| WHAT THE TASK REQUIRES |
Output all lines exactly, with nothing added or dropped.

| STORED ROWS |
☆ ☆ ☆ ☆ ☆ ☆ ☆

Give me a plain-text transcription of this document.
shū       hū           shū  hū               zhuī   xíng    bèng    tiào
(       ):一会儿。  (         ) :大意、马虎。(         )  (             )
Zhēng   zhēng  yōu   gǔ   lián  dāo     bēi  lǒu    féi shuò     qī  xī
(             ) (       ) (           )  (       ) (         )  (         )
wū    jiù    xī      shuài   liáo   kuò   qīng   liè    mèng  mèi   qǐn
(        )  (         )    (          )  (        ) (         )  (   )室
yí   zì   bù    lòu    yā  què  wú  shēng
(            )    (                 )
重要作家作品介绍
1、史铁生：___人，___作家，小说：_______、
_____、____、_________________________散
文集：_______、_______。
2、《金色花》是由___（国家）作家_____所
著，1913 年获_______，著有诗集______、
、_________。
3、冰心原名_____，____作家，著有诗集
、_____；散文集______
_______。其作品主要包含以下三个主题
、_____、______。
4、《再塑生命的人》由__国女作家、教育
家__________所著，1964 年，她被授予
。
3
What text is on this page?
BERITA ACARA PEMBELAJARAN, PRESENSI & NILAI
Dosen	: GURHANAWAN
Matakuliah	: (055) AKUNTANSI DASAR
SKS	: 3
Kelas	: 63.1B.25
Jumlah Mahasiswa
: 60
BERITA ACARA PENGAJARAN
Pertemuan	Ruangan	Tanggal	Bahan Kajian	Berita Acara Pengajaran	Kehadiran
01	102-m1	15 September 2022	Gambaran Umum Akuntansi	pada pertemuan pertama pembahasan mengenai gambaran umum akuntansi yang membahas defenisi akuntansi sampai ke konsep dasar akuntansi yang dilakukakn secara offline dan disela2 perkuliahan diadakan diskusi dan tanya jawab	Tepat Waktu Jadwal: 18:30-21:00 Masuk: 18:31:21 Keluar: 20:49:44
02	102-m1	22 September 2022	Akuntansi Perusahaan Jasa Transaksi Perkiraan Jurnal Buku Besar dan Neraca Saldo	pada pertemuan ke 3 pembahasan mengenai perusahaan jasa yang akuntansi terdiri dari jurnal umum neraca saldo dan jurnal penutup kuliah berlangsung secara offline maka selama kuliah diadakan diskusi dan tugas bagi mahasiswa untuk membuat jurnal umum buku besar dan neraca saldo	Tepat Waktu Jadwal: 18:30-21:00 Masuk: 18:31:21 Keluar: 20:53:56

☆ ☆ ☆ ☆ ☆ ☆ ☆

| FULL ANSWER |
Give me a plain-text transcription of this document.
shū       hū           shū  hū               zhuī   xíng    bèng    tiào
(       ):一会儿。  (         ) :大意、马虎。(         )  (             )
Zhēng   zhēng  yōu   gǔ   lián  dāo     bēi  lǒu    féi shuò     qī  xī
(             ) (       ) (           )  (       ) (         )  (         )
wū    jiù    xī      shuài   liáo   kuò   qīng   liè    mèng  mèi   qǐn
(        )  (         )    (          )  (        ) (         )  (   )室
yí   zì   bù    lòu    yā  què  wú  shēng
(            )    (                 )
重要作家作品介绍
1、史铁生：___人，___作家，小说：_______、
_____、____、_________________________散
文集：_______、_______。
2、《金色花》是由___（国家）作家_____所
著，1913 年获_______，著有诗集______、
、_________。
3、冰心原名_____，____作家，著有诗集
、_____；散文集______
_______。其作品主要包含以下三个主题
、_____、______。
4、《再塑生命的人》由__国女作家、教育
家__________所著，1964 年，她被授予
。
3
What text is on this page?
BERITA ACARA PEMBELAJARAN, PRESENSI & NILAI
Dosen	: GURHANAWAN
Matakuliah	: (055) AKUNTANSI DASAR
SKS	: 3
Kelas	: 63.1B.25
Jumlah Mahasiswa
: 60
BERITA ACARA PENGAJARAN
Pertemuan	Ruangan	Tanggal	Bahan Kajian	Berita Acara Pengajaran	Kehadiran
01	102-m1	15 September 2022	Gambaran Umum Akuntansi	pada pertemuan pertama pembahasan mengenai gambaran umum akuntansi yang membahas defenisi akuntansi sampai ke konsep dasar akuntansi yang dilakukakn secara offline dan disela2 perkuliahan diadakan diskusi dan tanya jawab	Tepat Waktu Jadwal: 18:30-21:00 Masuk: 18:31:21 Keluar: 20:49:44
02	102-m1	22 September 2022	Akuntansi Perusahaan Jasa Transaksi Perkiraan Jurnal Buku Besar dan Neraca Saldo	pada pertemuan ke 3 pembahasan mengenai perusahaan jasa yang akuntansi terdiri dari jurnal umum neraca saldo dan jurnal penutup kuliah berlangsung secara offline maka selama kuliah diadakan diskusi dan tugas bagi mahasiswa untuk membuat jurnal umum buku besar dan neraca saldo	Tepat Waktu Jadwal: 18:30-21:00 Masuk: 18:31:21 Keluar: 20:53:56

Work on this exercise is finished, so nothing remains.